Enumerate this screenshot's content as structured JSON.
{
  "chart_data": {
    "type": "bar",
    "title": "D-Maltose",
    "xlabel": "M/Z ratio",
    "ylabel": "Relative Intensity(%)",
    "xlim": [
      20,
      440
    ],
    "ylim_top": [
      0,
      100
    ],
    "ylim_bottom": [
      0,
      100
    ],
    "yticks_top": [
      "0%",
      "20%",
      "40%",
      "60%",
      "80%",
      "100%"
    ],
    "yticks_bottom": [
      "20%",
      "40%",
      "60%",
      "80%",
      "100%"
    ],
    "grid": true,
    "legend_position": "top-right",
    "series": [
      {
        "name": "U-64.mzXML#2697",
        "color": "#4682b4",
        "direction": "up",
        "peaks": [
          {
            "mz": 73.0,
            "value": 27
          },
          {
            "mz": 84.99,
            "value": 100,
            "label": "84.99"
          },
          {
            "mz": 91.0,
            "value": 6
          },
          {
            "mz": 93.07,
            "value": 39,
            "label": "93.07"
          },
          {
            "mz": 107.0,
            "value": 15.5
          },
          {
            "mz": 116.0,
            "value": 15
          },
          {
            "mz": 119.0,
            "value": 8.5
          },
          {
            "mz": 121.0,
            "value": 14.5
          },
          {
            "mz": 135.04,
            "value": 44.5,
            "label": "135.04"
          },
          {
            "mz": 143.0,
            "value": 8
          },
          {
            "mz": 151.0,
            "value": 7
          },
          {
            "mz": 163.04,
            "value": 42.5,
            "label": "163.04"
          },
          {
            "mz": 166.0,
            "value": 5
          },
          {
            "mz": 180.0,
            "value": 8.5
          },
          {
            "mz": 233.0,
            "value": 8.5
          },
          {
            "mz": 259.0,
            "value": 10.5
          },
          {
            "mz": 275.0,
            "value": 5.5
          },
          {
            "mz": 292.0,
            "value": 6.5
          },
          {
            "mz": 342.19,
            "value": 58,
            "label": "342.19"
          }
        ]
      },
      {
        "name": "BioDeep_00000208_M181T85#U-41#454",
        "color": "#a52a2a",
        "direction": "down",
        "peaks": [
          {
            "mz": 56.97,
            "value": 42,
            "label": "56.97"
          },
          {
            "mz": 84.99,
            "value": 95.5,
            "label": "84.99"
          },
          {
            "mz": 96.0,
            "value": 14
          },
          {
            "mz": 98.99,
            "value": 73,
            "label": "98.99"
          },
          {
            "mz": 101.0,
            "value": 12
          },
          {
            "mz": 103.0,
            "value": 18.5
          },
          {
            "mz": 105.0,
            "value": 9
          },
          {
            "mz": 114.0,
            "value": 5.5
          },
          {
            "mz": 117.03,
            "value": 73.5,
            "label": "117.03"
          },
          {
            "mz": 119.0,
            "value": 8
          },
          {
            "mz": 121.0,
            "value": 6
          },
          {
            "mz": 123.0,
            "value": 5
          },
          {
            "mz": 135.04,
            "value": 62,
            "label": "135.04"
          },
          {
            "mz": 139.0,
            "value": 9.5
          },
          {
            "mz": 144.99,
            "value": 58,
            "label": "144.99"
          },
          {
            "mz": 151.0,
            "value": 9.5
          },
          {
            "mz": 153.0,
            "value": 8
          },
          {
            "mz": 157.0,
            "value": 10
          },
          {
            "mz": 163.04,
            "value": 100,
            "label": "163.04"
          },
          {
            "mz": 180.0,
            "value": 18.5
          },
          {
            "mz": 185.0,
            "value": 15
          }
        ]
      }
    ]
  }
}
****
WHAT YOU HAVE TO DO —
Each line must be given again exactly as written above.

TASK ANSWER —
Enumerate this screenshot's content as structured JSON.
{
  "chart_data": {
    "type": "bar",
    "title": "D-Maltose",
    "xlabel": "M/Z ratio",
    "ylabel": "Relative Intensity(%)",
    "xlim": [
      20,
      440
    ],
    "ylim_top": [
      0,
      100
    ],
    "ylim_bottom": [
      0,
      100
    ],
    "yticks_top": [
      "0%",
      "20%",
      "40%",
      "60%",
      "80%",
      "100%"
    ],
    "yticks_bottom": [
      "20%",
      "40%",
      "60%",
      "80%",
      "100%"
    ],
    "grid": true,
    "legend_position": "top-right",
    "series": [
      {
        "name": "U-64.mzXML#2697",
        "color": "#4682b4",
        "direction": "up",
        "peaks": [
          {
            "mz": 73.0,
            "value": 27
          },
          {
            "mz": 84.99,
            "value": 100,
            "label": "84.99"
          },
          {
            "mz": 91.0,
            "value": 6
          },
          {
            "mz": 93.07,
            "value": 39,
            "label": "93.07"
          },
          {
            "mz": 107.0,
            "value": 15.5
          },
          {
            "mz": 116.0,
            "value": 15
          },
          {
            "mz": 119.0,
            "value": 8.5
          },
          {
            "mz": 121.0,
            "value": 14.5
          },
          {
            "mz": 135.04,
            "value": 44.5,
            "label": "135.04"
          },
          {
            "mz": 143.0,
            "value": 8
          },
          {
            "mz": 151.0,
            "value": 7
          },
          {
            "mz": 163.04,
            "value": 42.5,
            "label": "163.04"
          },
          {
            "mz": 166.0,
            "value": 5
          },
          {
            "mz": 180.0,
            "value": 8.5
          },
          {
            "mz": 233.0,
            "value": 8.5
          },
          {
            "mz": 259.0,
            "value": 10.5
          },
          {
            "mz": 275.0,
            "value": 5.5
          },
          {
            "mz": 292.0,
            "value": 6.5
          },
          {
            "mz": 342.19,
            "value": 58,
            "label": "342.19"
          }
        ]
      },
      {
        "name": "BioDeep_00000208_M181T85#U-41#454",
        "color": "#a52a2a",
        "direction": "down",
        "peaks": [
          {
            "mz": 56.97,
            "value": 42,
            "label": "56.97"
          },
          {
            "mz": 84.99,
            "value": 95.5,
            "label": "84.99"
          },
          {
            "mz": 96.0,
            "value": 14
          },
          {
            "mz": 98.99,
            "value": 73,
            "label": "98.99"
          },
          {
            "mz": 101.0,
            "value": 12
          },
          {
            "mz": 103.0,
            "value": 18.5
          },
          {
            "mz": 105.0,
            "value": 9
          },
          {
            "mz": 114.0,
            "value": 5.5
          },
          {
            "mz": 117.03,
            "value": 73.5,
            "label": "117.03"
          },
          {
            "mz": 119.0,
            "value": 8
          },
          {
            "mz": 121.0,
            "value": 6
          },
          {
            "mz": 123.0,
            "value": 5
          },
          {
            "mz": 135.04,
            "value": 62,
            "label": "135.04"
          },
          {
            "mz": 139.0,
            "value": 9.5
          },
          {
            "mz": 144.99,
            "value": 58,
            "label": "144.99"
          },
          {
            "mz": 151.0,
            "value": 9.5
          },
          {
            "mz": 153.0,
            "value": 8
          },
          {
            "mz": 157.0,
            "value": 10
          },
          {
            "mz": 163.04,
            "value": 100,
            "label": "163.04"
          },
          {
            "mz": 180.0,
            "value": 18.5
          },
          {
            "mz": 185.0,
            "value": 15
          }
        ]
      }
    ]
  }
}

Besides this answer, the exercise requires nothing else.